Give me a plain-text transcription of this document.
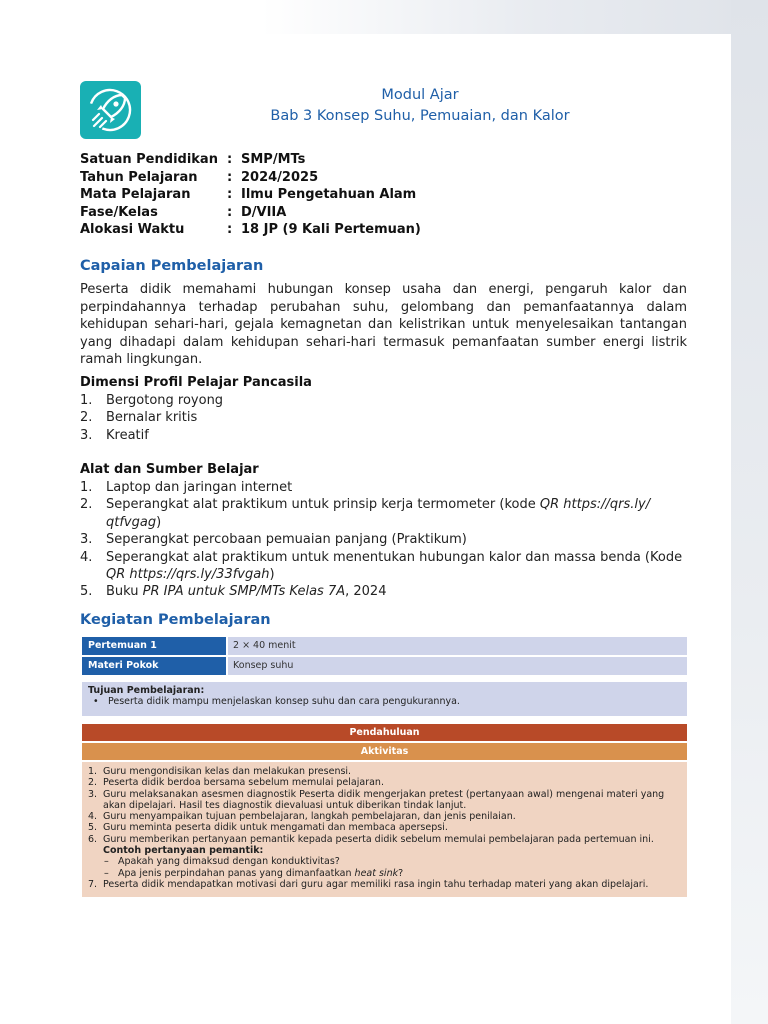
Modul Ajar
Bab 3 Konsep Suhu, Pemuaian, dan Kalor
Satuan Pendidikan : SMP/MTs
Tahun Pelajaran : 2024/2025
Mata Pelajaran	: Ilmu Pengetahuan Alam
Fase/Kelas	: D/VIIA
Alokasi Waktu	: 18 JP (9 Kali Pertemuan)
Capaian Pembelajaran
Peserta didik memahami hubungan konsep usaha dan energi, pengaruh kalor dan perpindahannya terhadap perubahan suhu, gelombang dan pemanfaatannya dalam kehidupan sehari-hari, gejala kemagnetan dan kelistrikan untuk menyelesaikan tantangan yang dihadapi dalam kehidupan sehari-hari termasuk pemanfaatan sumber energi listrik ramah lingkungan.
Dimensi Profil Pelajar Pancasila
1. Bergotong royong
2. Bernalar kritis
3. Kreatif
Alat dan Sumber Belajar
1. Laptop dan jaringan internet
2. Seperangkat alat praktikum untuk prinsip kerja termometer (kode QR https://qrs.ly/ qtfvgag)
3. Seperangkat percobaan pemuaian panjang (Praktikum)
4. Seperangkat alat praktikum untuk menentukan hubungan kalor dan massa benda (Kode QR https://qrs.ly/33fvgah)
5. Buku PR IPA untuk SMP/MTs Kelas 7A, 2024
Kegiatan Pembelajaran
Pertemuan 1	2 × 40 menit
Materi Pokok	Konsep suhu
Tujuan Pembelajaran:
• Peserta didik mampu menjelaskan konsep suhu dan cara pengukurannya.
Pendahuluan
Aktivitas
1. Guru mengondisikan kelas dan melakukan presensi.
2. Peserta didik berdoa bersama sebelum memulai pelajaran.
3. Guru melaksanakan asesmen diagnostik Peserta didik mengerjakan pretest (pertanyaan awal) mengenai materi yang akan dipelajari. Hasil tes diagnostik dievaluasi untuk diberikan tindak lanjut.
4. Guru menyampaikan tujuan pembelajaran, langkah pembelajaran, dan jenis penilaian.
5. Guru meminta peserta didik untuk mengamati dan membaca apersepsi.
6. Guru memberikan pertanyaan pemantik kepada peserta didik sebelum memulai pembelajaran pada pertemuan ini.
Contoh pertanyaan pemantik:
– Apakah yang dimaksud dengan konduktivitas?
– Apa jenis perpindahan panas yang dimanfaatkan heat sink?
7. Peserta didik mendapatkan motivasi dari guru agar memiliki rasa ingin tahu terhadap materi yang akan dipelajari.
◇ ◇ ◇ ◇ ◇
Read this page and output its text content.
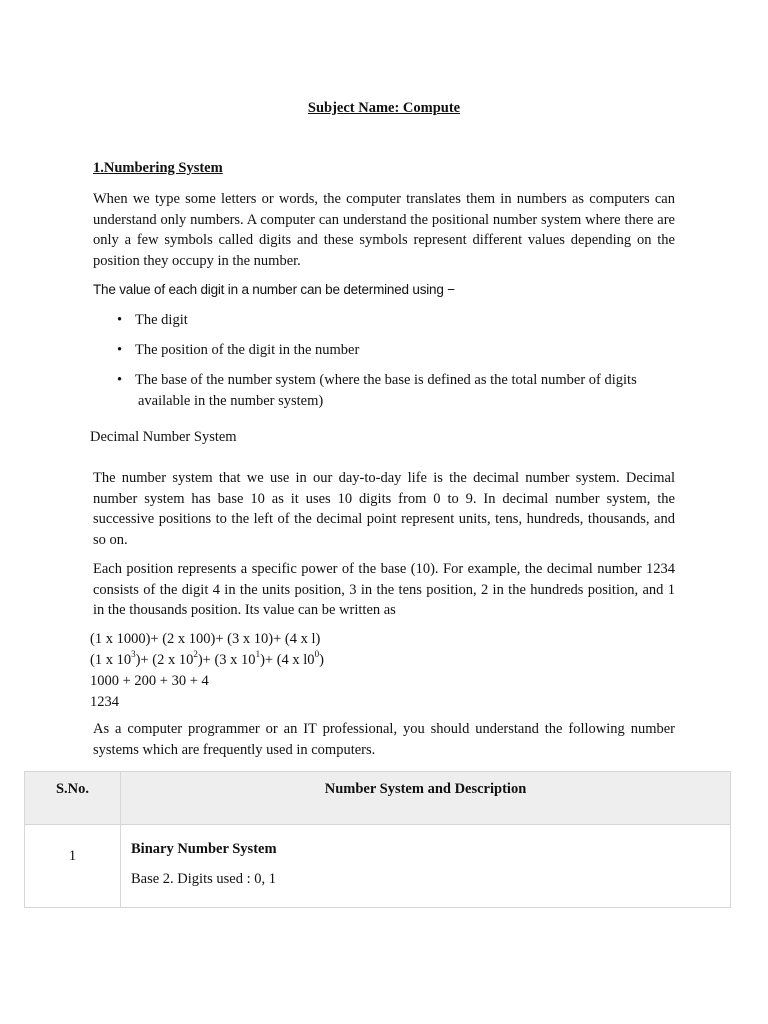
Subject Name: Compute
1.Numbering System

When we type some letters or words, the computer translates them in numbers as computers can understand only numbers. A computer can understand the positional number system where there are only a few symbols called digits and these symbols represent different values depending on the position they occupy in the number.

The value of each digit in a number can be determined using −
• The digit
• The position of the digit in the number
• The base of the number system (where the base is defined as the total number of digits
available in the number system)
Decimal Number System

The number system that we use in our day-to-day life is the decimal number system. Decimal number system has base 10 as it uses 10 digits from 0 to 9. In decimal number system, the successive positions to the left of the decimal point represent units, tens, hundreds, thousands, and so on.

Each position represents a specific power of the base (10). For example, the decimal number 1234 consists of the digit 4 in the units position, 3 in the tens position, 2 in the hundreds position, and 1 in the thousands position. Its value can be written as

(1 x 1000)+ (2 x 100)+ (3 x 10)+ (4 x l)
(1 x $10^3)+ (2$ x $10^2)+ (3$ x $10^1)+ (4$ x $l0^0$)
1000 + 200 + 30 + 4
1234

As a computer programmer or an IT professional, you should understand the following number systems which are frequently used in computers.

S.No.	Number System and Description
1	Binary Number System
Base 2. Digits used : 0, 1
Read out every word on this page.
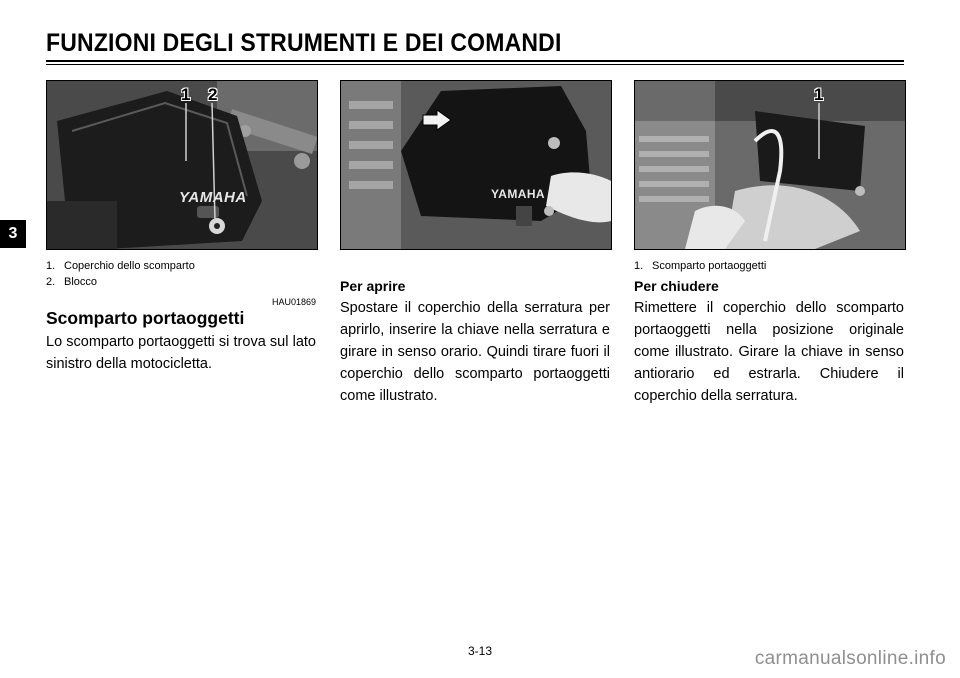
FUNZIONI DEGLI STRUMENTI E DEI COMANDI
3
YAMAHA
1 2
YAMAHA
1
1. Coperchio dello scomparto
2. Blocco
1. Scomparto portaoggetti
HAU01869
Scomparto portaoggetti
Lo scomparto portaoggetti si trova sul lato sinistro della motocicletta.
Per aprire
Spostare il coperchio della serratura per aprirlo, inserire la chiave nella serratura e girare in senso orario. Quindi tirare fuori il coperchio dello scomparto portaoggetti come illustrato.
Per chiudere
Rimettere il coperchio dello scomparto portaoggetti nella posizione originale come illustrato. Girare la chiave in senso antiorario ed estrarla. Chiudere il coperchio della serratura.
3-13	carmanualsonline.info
◇ ◇ ◇ ◇ ◇
» Job
Show every line in the entries where the string "this" occurs.

» Final result
Give me a plain-text transcription of this document.
Read this page and output its text content.
Read out every word on this page.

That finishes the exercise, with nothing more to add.